---- DATA SECTION
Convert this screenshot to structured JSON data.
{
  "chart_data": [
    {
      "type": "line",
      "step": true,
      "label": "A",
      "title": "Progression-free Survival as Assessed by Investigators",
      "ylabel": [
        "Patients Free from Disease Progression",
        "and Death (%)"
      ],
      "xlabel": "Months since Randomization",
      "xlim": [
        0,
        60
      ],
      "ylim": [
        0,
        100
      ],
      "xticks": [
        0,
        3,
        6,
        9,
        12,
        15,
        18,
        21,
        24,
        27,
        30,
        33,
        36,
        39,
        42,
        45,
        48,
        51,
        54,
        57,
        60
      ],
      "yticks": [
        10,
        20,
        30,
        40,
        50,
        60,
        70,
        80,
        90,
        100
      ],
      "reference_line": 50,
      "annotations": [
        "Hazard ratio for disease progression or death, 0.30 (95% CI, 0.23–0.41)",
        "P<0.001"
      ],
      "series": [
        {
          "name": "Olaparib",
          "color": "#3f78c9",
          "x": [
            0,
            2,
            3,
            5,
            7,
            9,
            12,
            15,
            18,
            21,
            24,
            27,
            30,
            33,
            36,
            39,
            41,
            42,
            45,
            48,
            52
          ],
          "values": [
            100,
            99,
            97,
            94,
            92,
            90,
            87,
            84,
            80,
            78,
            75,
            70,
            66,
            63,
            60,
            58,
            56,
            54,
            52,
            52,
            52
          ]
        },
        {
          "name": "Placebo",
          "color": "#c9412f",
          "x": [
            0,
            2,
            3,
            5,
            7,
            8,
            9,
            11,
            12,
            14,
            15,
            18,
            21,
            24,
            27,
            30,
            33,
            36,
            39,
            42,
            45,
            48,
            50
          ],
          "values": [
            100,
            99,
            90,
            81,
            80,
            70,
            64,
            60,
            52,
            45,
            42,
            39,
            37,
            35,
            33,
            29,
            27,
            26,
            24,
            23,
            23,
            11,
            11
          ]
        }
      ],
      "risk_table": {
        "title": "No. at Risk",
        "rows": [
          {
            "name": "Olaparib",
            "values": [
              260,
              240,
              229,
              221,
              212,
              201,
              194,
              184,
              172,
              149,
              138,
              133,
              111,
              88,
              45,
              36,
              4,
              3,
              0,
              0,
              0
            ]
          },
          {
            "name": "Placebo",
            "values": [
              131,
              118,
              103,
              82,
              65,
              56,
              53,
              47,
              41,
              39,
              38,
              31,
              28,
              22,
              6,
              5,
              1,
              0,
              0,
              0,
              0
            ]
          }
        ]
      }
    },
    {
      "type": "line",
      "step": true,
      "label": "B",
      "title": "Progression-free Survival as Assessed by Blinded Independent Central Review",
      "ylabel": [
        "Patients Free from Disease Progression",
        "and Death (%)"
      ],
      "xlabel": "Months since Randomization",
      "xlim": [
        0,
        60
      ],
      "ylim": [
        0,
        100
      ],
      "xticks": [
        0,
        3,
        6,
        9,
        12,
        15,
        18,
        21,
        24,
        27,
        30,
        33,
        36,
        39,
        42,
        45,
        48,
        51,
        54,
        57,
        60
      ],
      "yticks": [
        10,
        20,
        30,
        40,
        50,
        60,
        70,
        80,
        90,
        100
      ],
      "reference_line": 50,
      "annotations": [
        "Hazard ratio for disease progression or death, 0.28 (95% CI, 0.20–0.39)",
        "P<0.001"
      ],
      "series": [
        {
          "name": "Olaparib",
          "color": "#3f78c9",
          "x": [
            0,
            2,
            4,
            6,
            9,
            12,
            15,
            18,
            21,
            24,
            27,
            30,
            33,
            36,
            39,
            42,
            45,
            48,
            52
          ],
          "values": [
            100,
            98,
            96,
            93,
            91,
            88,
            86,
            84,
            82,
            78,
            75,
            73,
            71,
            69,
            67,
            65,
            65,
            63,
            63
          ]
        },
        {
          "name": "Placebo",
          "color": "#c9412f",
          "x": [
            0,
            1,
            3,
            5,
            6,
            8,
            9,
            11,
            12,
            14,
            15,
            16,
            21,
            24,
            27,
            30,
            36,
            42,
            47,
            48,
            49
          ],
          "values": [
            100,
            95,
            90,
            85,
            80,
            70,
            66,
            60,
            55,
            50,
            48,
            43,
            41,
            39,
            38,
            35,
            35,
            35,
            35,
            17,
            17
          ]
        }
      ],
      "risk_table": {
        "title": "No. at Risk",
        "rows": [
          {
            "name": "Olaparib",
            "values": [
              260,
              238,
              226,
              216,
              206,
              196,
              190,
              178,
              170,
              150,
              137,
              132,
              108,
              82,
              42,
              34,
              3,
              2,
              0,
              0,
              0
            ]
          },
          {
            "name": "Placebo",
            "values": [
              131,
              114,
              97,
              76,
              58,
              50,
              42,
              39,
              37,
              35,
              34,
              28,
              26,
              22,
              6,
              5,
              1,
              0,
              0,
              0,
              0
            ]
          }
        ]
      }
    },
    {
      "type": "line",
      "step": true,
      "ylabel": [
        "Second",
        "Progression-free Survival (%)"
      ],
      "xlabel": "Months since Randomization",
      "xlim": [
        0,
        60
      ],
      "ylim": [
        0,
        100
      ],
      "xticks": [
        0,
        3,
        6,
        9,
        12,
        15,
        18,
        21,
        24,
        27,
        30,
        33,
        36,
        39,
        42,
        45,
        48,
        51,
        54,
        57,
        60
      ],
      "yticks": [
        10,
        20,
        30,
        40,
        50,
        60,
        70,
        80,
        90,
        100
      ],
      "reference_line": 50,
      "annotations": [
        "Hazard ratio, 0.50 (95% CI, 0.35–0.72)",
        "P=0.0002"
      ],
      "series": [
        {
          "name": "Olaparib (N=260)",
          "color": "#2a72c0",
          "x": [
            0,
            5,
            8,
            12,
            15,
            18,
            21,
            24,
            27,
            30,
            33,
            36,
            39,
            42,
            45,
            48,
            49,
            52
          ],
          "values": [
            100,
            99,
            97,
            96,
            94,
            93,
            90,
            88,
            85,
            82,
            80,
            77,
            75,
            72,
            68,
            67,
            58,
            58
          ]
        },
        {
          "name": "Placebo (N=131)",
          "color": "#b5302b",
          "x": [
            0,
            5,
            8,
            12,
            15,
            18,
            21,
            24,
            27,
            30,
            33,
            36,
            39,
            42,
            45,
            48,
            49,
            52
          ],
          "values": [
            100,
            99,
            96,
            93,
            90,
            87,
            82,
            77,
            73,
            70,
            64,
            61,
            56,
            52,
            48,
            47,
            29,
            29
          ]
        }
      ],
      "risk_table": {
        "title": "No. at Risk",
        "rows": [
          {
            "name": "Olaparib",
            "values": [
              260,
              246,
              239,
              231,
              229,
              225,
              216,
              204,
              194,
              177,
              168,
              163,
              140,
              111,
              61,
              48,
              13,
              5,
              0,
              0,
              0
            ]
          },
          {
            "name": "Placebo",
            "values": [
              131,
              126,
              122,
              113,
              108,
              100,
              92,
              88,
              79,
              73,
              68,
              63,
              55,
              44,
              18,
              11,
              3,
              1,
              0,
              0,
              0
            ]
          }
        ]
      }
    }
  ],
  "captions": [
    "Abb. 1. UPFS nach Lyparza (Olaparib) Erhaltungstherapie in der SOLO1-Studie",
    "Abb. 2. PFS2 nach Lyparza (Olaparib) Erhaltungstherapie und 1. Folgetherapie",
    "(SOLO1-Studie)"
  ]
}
--------
## PROBLEM DETAILS
Give every line of the material again, exactly as it reads.

## SOLUTION
Convert this screenshot to structured JSON data.
{
  "chart_data": [
    {
      "type": "line",
      "step": true,
      "label": "A",
      "title": "Progression-free Survival as Assessed by Investigators",
      "ylabel": [
        "Patients Free from Disease Progression",
        "and Death (%)"
      ],
      "xlabel": "Months since Randomization",
      "xlim": [
        0,
        60
      ],
      "ylim": [
        0,
        100
      ],
      "xticks": [
        0,
        3,
        6,
        9,
        12,
        15,
        18,
        21,
        24,
        27,
        30,
        33,
        36,
        39,
        42,
        45,
        48,
        51,
        54,
        57,
        60
      ],
      "yticks": [
        10,
        20,
        30,
        40,
        50,
        60,
        70,
        80,
        90,
        100
      ],
      "reference_line": 50,
      "annotations": [
        "Hazard ratio for disease progression or death, 0.30 (95% CI, 0.23–0.41)",
        "P<0.001"
      ],
      "series": [
        {
          "name": "Olaparib",
          "color": "#3f78c9",
          "x": [
            0,
            2,
            3,
            5,
            7,
            9,
            12,
            15,
            18,
            21,
            24,
            27,
            30,
            33,
            36,
            39,
            41,
            42,
            45,
            48,
            52
          ],
          "values": [
            100,
            99,
            97,
            94,
            92,
            90,
            87,
            84,
            80,
            78,
            75,
            70,
            66,
            63,
            60,
            58,
            56,
            54,
            52,
            52,
            52
          ]
        },
        {
          "name": "Placebo",
          "color": "#c9412f",
          "x": [
            0,
            2,
            3,
            5,
            7,
            8,
            9,
            11,
            12,
            14,
            15,
            18,
            21,
            24,
            27,
            30,
            33,
            36,
            39,
            42,
            45,
            48,
            50
          ],
          "values": [
            100,
            99,
            90,
            81,
            80,
            70,
            64,
            60,
            52,
            45,
            42,
            39,
            37,
            35,
            33,
            29,
            27,
            26,
            24,
            23,
            23,
            11,
            11
          ]
        }
      ],
      "risk_table": {
        "title": "No. at Risk",
        "rows": [
          {
            "name": "Olaparib",
            "values": [
              260,
              240,
              229,
              221,
              212,
              201,
              194,
              184,
              172,
              149,
              138,
              133,
              111,
              88,
              45,
              36,
              4,
              3,
              0,
              0,
              0
            ]
          },
          {
            "name": "Placebo",
            "values": [
              131,
              118,
              103,
              82,
              65,
              56,
              53,
              47,
              41,
              39,
              38,
              31,
              28,
              22,
              6,
              5,
              1,
              0,
              0,
              0,
              0
            ]
          }
        ]
      }
    },
    {
      "type": "line",
      "step": true,
      "label": "B",
      "title": "Progression-free Survival as Assessed by Blinded Independent Central Review",
      "ylabel": [
        "Patients Free from Disease Progression",
        "and Death (%)"
      ],
      "xlabel": "Months since Randomization",
      "xlim": [
        0,
        60
      ],
      "ylim": [
        0,
        100
      ],
      "xticks": [
        0,
        3,
        6,
        9,
        12,
        15,
        18,
        21,
        24,
        27,
        30,
        33,
        36,
        39,
        42,
        45,
        48,
        51,
        54,
        57,
        60
      ],
      "yticks": [
        10,
        20,
        30,
        40,
        50,
        60,
        70,
        80,
        90,
        100
      ],
      "reference_line": 50,
      "annotations": [
        "Hazard ratio for disease progression or death, 0.28 (95% CI, 0.20–0.39)",
        "P<0.001"
      ],
      "series": [
        {
          "name": "Olaparib",
          "color": "#3f78c9",
          "x": [
            0,
            2,
            4,
            6,
            9,
            12,
            15,
            18,
            21,
            24,
            27,
            30,
            33,
            36,
            39,
            42,
            45,
            48,
            52
          ],
          "values": [
            100,
            98,
            96,
            93,
            91,
            88,
            86,
            84,
            82,
            78,
            75,
            73,
            71,
            69,
            67,
            65,
            65,
            63,
            63
          ]
        },
        {
          "name": "Placebo",
          "color": "#c9412f",
          "x": [
            0,
            1,
            3,
            5,
            6,
            8,
            9,
            11,
            12,
            14,
            15,
            16,
            21,
            24,
            27,
            30,
            36,
            42,
            47,
            48,
            49
          ],
          "values": [
            100,
            95,
            90,
            85,
            80,
            70,
            66,
            60,
            55,
            50,
            48,
            43,
            41,
            39,
            38,
            35,
            35,
            35,
            35,
            17,
            17
          ]
        }
      ],
      "risk_table": {
        "title": "No. at Risk",
        "rows": [
          {
            "name": "Olaparib",
            "values": [
              260,
              238,
              226,
              216,
              206,
              196,
              190,
              178,
              170,
              150,
              137,
              132,
              108,
              82,
              42,
              34,
              3,
              2,
              0,
              0,
              0
            ]
          },
          {
            "name": "Placebo",
            "values": [
              131,
              114,
              97,
              76,
              58,
              50,
              42,
              39,
              37,
              35,
              34,
              28,
              26,
              22,
              6,
              5,
              1,
              0,
              0,
              0,
              0
            ]
          }
        ]
      }
    },
    {
      "type": "line",
      "step": true,
      "ylabel": [
        "Second",
        "Progression-free Survival (%)"
      ],
      "xlabel": "Months since Randomization",
      "xlim": [
        0,
        60
      ],
      "ylim": [
        0,
        100
      ],
      "xticks": [
        0,
        3,
        6,
        9,
        12,
        15,
        18,
        21,
        24,
        27,
        30,
        33,
        36,
        39,
        42,
        45,
        48,
        51,
        54,
        57,
        60
      ],
      "yticks": [
        10,
        20,
        30,
        40,
        50,
        60,
        70,
        80,
        90,
        100
      ],
      "reference_line": 50,
      "annotations": [
        "Hazard ratio, 0.50 (95% CI, 0.35–0.72)",
        "P=0.0002"
      ],
      "series": [
        {
          "name": "Olaparib (N=260)",
          "color": "#2a72c0",
          "x": [
            0,
            5,
            8,
            12,
            15,
            18,
            21,
            24,
            27,
            30,
            33,
            36,
            39,
            42,
            45,
            48,
            49,
            52
          ],
          "values": [
            100,
            99,
            97,
            96,
            94,
            93,
            90,
            88,
            85,
            82,
            80,
            77,
            75,
            72,
            68,
            67,
            58,
            58
          ]
        },
        {
          "name": "Placebo (N=131)",
          "color": "#b5302b",
          "x": [
            0,
            5,
            8,
            12,
            15,
            18,
            21,
            24,
            27,
            30,
            33,
            36,
            39,
            42,
            45,
            48,
            49,
            52
          ],
          "values": [
            100,
            99,
            96,
            93,
            90,
            87,
            82,
            77,
            73,
            70,
            64,
            61,
            56,
            52,
            48,
            47,
            29,
            29
          ]
        }
      ],
      "risk_table": {
        "title": "No. at Risk",
        "rows": [
          {
            "name": "Olaparib",
            "values": [
              260,
              246,
              239,
              231,
              229,
              225,
              216,
              204,
              194,
              177,
              168,
              163,
              140,
              111,
              61,
              48,
              13,
              5,
              0,
              0,
              0
            ]
          },
          {
            "name": "Placebo",
            "values": [
              131,
              126,
              122,
              113,
              108,
              100,
              92,
              88,
              79,
              73,
              68,
              63,
              55,
              44,
              18,
              11,
              3,
              1,
              0,
              0,
              0
            ]
          }
        ]
      }
    }
  ],
  "captions": [
    "Abb. 1. UPFS nach Lyparza (Olaparib) Erhaltungstherapie in der SOLO1-Studie",
    "Abb. 2. PFS2 nach Lyparza (Olaparib) Erhaltungstherapie und 1. Folgetherapie",
    "(SOLO1-Studie)"
  ]
}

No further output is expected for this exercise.